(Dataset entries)

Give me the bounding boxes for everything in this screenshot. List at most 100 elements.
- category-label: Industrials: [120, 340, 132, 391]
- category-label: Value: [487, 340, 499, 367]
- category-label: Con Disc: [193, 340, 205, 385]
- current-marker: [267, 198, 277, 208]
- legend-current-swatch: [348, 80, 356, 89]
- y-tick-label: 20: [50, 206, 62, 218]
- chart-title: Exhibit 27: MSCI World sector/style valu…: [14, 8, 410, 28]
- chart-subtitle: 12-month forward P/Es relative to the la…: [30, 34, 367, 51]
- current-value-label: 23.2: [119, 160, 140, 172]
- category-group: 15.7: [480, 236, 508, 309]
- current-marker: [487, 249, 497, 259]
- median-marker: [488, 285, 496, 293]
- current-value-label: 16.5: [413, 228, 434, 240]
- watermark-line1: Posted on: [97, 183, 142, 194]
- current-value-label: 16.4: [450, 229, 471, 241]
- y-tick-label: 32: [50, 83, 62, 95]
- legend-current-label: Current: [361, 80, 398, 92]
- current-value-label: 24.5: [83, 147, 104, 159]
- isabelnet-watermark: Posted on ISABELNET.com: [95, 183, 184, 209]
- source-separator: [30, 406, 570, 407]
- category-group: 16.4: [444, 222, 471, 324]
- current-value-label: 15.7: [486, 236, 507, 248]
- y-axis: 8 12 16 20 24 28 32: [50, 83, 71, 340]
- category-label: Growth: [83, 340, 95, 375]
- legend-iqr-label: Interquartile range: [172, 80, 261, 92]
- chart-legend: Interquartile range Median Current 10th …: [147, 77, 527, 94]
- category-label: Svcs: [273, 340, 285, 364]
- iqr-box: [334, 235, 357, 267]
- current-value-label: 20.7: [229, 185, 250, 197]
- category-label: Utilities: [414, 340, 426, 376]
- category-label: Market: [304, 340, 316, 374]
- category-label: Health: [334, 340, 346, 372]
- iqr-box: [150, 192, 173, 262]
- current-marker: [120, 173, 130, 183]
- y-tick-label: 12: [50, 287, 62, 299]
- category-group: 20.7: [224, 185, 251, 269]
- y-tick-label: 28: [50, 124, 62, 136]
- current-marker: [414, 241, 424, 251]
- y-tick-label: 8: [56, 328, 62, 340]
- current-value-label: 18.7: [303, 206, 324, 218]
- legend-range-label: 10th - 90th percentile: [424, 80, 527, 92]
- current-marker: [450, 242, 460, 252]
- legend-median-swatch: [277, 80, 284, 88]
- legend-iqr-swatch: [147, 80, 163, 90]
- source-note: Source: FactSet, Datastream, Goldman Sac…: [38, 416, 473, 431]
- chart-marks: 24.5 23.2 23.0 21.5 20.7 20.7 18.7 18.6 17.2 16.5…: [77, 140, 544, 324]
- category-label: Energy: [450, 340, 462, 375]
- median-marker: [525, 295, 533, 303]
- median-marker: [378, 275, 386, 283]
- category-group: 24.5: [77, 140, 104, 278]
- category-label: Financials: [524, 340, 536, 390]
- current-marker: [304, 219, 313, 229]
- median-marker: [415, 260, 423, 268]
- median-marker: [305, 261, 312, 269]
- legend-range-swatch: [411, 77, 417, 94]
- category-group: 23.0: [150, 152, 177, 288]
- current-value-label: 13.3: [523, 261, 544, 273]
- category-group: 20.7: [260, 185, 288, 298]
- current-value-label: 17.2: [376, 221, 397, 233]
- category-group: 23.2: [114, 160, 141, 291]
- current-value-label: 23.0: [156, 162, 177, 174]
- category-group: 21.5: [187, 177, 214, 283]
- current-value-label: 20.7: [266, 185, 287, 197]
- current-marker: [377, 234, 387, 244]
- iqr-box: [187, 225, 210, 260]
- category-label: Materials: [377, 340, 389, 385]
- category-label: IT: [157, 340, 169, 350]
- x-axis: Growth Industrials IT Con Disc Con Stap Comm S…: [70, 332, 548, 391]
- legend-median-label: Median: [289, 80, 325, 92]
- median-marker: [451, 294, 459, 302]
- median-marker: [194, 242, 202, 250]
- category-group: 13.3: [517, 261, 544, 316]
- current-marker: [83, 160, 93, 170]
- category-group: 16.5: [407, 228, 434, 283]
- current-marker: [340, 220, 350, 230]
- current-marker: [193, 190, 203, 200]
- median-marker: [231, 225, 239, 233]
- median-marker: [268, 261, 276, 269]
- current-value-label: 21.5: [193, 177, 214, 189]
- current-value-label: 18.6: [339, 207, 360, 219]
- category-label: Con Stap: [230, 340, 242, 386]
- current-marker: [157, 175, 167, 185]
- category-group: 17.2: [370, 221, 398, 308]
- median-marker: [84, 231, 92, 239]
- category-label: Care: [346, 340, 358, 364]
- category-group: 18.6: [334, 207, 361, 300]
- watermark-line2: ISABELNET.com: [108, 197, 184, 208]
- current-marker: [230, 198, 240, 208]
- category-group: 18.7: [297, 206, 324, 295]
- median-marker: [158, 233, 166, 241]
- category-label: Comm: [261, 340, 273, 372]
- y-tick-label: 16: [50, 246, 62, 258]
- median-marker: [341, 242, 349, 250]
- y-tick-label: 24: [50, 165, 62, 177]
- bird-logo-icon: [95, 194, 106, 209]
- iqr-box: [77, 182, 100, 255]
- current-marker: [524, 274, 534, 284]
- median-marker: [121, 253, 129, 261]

What you need to do: Copy the items word for word, from the start through the line containing "- current-value-label: 23.2: [119, 160, 140, 172]", including that line.

Full output:
Give me the bounding boxes for everything in this screenshot. List at most 100 elements.
- category-label: Industrials: [120, 340, 132, 391]
- category-label: Value: [487, 340, 499, 367]
- category-label: Con Disc: [193, 340, 205, 385]
- current-marker: [267, 198, 277, 208]
- legend-current-swatch: [348, 80, 356, 89]
- y-tick-label: 20: [50, 206, 62, 218]
- chart-title: Exhibit 27: MSCI World sector/style valu…: [14, 8, 410, 28]
- chart-subtitle: 12-month forward P/Es relative to the la…: [30, 34, 367, 51]
- current-value-label: 23.2: [119, 160, 140, 172]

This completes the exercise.